----- EXTRACT TO READ -----

• Clear sky
  • 77°
    Clear sky

Locally Grown

FRED PETRUCELLI
SPECIAL TO THE LOG CABIN
Published Monday, June 22, 2009

A mental picture of a shopper buying meat, veggies, fruit and breadstuffs at a physician's office is bizarre at best.

But it happens every Friday afternoon when Dr. Betsey Hendricks loans office space to Conway Locally Grown, an online farmers' market. Their customers have been showing up every week since May 2008 when the market began coordinating with local farmers to provide Conway people with food produced through environmentally responsible, ecologically beneficial, sustainable methods.

All the products sold at Conway Locally Grown are produced on farms within 150 miles of the city, and unlike other co-ops or buying clubs the buyer orders what he or she wants in the quantity wanted from ecologically sound farms.

Orders are placed on the Conway Locally Grown Web site after growers take a look at their gardens and pastures and estimate what they will have ready to harvest that week. The Web site is updated and an opening market e-mail goes out to customers who have created an account for $25 and are eligible to buy.

The market closes at 8 p.m. Tuesday. On Wednesday and Thursday, the growers get notification of the orders, move into a harvest mode and pack the orders

The bounty arrives at the physician's site at Ferris and Prince streets where customers pay for and pick up their orders. Pickups are made from 4 to 6 p.m.

One of the strongest links in this food movement is the Falling Sky Farm, operated by Cody Hopkins and Andrea Todt who direct a small farm outside of Marshall and who have been supplying a considerable amount of foodstuffs for Conway buyers.

In their third year of farming, the couple rely on direct marketing of their products, not unlike in another time when farmers sold their products from the back of pick-up trucks or on the town square or by simple delivery to customers' homes or businesses.

Hopkins believes that his presence at the Argenta Farmers' Market, along with deliveries in Conway and at restaurants in central Arkansas, clearly resemble early marketing practices.

"But today's direct marketing relies also on sales through their Web sites and through frequent buyers' clubs where customers can reserve a 'crackle pack' (or half pack) of chickens, eggs and a holiday turkey or a larger 'poultry lovers' package at discount prices," he said.

The former physics teacher who is a native of Van Buren, and his partner, whose family's place is "just down the road" from the farm, have high hopes for their small, sustainable family farm where, Hopkins says, the livestock has access to fresh air, sunlight, grass and water and space to move and interact with their herd or flock.

"And where our chickens scratch, pigs root and cows graze in a clean environment without antibiotics, growth hormones or herbicides" the entrepreneurial farmer points out.

The term pastured has come to mean food from animals that were raised outdoors or in grassy meadows, not crowded into feedlots or barns, not kept in cages and not treated with antibiotics or growth hormones.

It's where pigs live in the environment they like best and the same goes for cattle, lamb and chickens. Pastured meat is most easily found at farmers' markets, and some people buy it straight from the farms.

----- SUPPLIED DATA -----

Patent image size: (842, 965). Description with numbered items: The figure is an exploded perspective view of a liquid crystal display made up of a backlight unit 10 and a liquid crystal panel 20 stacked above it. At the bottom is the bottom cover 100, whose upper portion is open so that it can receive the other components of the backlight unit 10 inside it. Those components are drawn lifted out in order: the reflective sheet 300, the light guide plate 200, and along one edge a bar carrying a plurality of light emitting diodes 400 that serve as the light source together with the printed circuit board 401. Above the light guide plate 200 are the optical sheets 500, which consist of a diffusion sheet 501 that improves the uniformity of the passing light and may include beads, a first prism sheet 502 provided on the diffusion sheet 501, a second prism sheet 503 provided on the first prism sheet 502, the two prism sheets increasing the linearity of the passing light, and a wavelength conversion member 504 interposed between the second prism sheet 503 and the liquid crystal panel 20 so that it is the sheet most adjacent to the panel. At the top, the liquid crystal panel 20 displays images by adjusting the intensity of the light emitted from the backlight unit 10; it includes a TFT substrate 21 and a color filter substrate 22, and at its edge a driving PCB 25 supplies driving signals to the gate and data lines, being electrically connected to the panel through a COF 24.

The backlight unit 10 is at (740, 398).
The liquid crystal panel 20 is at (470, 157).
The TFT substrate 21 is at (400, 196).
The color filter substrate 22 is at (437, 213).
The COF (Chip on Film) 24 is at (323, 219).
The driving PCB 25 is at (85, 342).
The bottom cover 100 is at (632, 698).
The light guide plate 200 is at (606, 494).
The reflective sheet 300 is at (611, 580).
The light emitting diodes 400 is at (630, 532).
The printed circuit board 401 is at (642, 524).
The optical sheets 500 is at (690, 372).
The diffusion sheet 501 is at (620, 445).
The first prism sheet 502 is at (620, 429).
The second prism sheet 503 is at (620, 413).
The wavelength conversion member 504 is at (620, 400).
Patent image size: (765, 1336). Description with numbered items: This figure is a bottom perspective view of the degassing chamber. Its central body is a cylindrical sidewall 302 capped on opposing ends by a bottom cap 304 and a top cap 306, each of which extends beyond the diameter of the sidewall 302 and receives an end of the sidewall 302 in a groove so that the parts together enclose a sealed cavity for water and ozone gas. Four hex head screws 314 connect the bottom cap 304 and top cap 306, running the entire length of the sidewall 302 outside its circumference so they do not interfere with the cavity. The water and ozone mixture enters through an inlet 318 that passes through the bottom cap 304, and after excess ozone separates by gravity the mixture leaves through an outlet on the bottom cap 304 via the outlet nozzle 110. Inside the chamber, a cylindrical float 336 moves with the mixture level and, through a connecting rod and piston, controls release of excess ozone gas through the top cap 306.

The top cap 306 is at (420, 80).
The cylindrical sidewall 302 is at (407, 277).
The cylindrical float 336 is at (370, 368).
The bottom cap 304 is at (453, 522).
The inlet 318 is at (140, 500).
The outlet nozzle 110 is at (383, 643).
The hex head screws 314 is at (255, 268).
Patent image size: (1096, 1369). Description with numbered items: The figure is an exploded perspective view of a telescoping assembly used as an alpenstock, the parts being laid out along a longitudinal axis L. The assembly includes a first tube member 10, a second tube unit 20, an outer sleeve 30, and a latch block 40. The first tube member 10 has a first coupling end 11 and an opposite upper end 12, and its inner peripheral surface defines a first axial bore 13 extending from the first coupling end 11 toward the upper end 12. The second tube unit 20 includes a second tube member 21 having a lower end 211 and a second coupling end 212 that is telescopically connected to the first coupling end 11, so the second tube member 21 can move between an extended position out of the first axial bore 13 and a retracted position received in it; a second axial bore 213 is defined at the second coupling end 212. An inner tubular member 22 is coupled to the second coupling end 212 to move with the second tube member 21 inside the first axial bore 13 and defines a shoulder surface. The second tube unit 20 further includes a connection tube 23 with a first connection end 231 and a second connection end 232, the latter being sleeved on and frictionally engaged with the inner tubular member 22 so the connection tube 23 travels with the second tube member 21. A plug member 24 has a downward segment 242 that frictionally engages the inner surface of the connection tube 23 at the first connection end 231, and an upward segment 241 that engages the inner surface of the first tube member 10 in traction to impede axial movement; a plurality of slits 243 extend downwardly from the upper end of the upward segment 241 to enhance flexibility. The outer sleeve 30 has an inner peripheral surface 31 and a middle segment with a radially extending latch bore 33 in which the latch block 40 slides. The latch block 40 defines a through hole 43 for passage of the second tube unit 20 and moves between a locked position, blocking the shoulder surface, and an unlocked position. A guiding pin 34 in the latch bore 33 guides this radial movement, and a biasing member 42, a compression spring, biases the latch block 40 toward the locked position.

-----

● WORK REQUEST:
Please mark each statement yes or no according to whether it agrees with the article on Conway Locally Grown, and quote the deciding words from the article.
1. Orders for the market can be placed until 8 p.m. on Tuesday.
2. The products sold come from farms within 100 miles of the city.
3. Cody Hopkins and Andrea Todt are in their fifth year of farming.
The lines are separate material and have nothing to do with the article on Conway Locally Grown.

● ANSWER TO THE EXERCISE:
1. Yes: "The market closes at 8 p.m. Tuesday."
2. No: "All the products sold at Conway Locally Grown are produced on farms within 150 miles of the city"
3. No: "In their third year of farming"